— Your goal —
Reproduce verbatim the portion of the material that begins with the line containing "info-row: Device: Towers [132,443,851,466]" and ends with the line containing "sidebar-item-network[interactable]: Network [36,87,75,100]", including both of those lines. Output nothing else.

— Extracted data —
^^^^
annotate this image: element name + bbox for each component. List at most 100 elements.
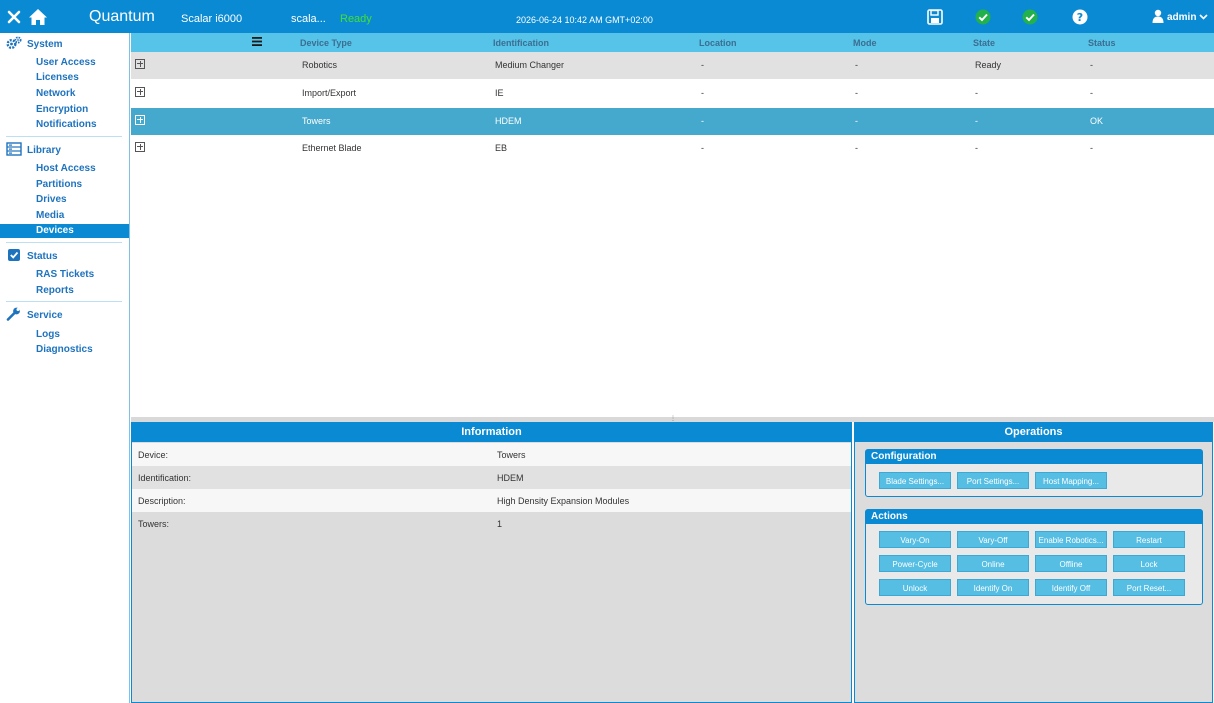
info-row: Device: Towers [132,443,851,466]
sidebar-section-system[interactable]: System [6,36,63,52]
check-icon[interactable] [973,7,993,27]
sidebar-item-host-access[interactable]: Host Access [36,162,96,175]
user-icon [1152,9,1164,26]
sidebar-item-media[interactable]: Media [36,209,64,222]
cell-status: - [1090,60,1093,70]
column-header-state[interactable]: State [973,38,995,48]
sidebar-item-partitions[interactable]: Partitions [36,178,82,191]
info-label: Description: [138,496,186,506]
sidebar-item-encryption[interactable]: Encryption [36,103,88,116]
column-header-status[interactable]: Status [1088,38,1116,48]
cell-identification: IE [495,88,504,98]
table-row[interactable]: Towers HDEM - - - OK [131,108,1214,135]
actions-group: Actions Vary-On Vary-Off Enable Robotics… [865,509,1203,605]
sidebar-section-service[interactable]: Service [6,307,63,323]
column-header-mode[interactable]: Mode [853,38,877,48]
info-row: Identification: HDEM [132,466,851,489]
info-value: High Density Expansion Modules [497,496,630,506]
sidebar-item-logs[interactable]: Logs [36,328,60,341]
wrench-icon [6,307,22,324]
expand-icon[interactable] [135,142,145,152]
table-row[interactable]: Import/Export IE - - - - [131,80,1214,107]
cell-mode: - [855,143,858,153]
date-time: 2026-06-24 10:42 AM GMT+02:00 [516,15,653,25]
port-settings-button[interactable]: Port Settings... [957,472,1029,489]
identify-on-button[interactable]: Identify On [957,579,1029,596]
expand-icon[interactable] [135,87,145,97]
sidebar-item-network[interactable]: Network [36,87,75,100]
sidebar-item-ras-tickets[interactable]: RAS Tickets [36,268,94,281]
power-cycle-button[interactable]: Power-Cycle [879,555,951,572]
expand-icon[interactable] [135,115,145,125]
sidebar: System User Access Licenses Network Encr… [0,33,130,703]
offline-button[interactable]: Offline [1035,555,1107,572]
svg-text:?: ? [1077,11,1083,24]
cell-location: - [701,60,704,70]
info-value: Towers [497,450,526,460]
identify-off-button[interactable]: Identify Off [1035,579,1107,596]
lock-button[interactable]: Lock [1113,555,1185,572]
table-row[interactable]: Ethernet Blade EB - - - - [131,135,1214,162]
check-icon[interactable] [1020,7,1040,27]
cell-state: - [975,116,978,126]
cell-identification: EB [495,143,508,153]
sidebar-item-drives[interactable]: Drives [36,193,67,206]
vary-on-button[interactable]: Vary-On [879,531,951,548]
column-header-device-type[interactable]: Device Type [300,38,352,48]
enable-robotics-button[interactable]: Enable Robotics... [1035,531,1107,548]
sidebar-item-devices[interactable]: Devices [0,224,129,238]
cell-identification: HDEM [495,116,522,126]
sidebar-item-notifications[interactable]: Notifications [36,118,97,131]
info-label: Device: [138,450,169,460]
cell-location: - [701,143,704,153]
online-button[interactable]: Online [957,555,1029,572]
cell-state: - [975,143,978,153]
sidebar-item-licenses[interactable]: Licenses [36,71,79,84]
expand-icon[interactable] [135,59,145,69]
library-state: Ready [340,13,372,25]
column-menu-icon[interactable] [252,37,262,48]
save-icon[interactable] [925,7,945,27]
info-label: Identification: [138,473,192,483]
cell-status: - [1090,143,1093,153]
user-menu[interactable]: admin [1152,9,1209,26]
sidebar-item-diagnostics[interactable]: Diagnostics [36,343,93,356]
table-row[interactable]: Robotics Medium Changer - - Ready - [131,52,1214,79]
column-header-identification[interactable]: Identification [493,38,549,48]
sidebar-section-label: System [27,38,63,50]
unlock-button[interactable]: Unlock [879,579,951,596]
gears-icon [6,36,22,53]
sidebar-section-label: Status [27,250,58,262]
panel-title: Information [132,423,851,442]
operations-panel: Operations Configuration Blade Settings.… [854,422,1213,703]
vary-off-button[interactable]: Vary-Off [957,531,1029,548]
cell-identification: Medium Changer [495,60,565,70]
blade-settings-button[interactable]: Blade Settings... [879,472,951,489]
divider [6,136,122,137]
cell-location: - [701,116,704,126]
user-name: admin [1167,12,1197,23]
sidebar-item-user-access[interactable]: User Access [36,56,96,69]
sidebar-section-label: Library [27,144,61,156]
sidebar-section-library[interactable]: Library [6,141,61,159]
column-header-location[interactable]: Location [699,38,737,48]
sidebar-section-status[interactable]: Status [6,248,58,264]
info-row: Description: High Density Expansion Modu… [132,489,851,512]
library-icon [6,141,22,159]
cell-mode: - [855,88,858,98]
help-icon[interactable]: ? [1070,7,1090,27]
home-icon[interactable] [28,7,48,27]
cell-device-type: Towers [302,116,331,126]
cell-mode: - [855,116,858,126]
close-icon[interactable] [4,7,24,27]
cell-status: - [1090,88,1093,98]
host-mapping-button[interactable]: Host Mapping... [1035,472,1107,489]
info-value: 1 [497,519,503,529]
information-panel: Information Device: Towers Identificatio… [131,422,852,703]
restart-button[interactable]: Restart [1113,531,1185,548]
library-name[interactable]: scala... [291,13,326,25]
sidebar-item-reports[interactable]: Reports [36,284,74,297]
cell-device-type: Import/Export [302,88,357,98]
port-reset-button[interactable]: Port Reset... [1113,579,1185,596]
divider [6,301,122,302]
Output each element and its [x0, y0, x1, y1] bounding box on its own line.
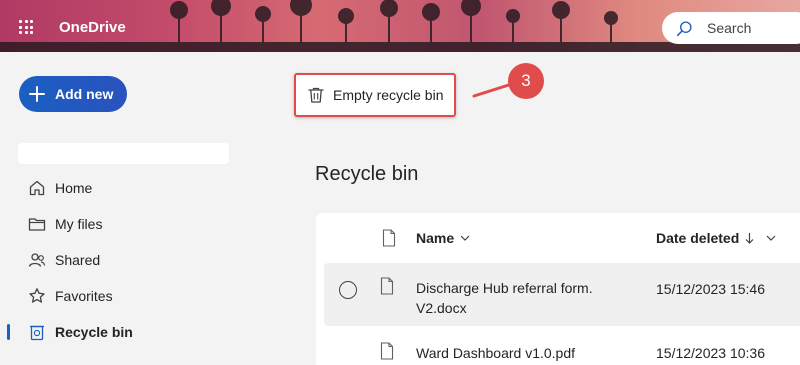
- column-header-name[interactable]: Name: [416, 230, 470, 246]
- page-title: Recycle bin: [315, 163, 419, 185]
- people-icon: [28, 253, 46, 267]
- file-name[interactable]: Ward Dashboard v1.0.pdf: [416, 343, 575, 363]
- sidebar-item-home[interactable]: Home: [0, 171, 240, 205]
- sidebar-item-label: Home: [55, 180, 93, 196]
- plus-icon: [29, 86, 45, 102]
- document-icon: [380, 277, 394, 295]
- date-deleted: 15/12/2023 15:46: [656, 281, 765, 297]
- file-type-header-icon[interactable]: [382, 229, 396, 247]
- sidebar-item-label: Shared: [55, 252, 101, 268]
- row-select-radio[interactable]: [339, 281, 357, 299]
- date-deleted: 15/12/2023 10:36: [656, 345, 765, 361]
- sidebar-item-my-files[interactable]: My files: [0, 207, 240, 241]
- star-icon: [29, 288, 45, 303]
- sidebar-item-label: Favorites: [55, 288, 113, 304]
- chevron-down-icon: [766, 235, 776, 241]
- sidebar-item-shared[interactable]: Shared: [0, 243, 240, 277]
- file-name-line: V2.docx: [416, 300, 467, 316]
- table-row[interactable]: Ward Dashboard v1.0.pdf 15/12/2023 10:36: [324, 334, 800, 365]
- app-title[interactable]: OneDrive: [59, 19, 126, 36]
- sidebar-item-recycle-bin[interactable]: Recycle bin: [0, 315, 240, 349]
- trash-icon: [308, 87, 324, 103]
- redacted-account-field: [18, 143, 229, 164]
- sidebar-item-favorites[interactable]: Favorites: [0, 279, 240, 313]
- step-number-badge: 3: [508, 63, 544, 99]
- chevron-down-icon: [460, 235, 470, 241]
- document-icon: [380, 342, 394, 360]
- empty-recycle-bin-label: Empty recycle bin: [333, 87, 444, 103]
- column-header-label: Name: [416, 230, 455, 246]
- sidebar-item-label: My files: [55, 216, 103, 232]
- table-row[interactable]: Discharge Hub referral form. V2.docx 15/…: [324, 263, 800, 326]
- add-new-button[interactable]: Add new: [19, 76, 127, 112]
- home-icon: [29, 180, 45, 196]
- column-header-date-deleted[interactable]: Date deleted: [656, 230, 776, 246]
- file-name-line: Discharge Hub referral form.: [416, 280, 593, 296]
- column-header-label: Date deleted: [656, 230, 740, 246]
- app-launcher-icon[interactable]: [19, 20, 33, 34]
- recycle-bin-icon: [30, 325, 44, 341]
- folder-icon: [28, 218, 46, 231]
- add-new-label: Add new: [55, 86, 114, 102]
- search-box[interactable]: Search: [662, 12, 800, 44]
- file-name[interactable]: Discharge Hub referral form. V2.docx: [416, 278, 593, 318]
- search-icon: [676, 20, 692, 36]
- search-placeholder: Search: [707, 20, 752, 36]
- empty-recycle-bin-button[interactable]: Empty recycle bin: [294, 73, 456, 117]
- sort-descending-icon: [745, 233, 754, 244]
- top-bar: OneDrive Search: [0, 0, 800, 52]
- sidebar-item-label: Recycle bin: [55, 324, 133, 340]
^^^^
— Exercise answer —
info-row: Device: Towers [132,443,851,466]
sidebar-section-system[interactable]: System [6,36,63,52]
check-icon[interactable] [973,7,993,27]
sidebar-item-host-access[interactable]: Host Access [36,162,96,175]
user-icon [1152,9,1164,26]
sidebar-item-media[interactable]: Media [36,209,64,222]
cell-status: - [1090,60,1093,70]
column-header-state[interactable]: State [973,38,995,48]
sidebar-item-partitions[interactable]: Partitions [36,178,82,191]
info-label: Description: [138,496,186,506]
sidebar-item-encryption[interactable]: Encryption [36,103,88,116]
column-header-status[interactable]: Status [1088,38,1116,48]
cell-identification: IE [495,88,504,98]
table-row[interactable]: Towers HDEM - - - OK [131,108,1214,135]
actions-group: Actions Vary-On Vary-Off Enable Robotics… [865,509,1203,605]
sidebar-section-service[interactable]: Service [6,307,63,323]
column-header-mode[interactable]: Mode [853,38,877,48]
info-row: Identification: HDEM [132,466,851,489]
info-value: High Density Expansion Modules [497,496,630,506]
sidebar-item-logs[interactable]: Logs [36,328,60,341]
wrench-icon [6,307,22,324]
expand-icon[interactable] [135,142,145,152]
table-row[interactable]: Import/Export IE - - - - [131,80,1214,107]
cell-mode: - [855,143,858,153]
date-time: 2026-06-24 10:42 AM GMT+02:00 [516,15,653,25]
port-settings-button[interactable]: Port Settings... [957,472,1029,489]
identify-on-button[interactable]: Identify On [957,579,1029,596]
expand-icon[interactable] [135,87,145,97]
sidebar-item-network[interactable]: Network [36,87,75,100]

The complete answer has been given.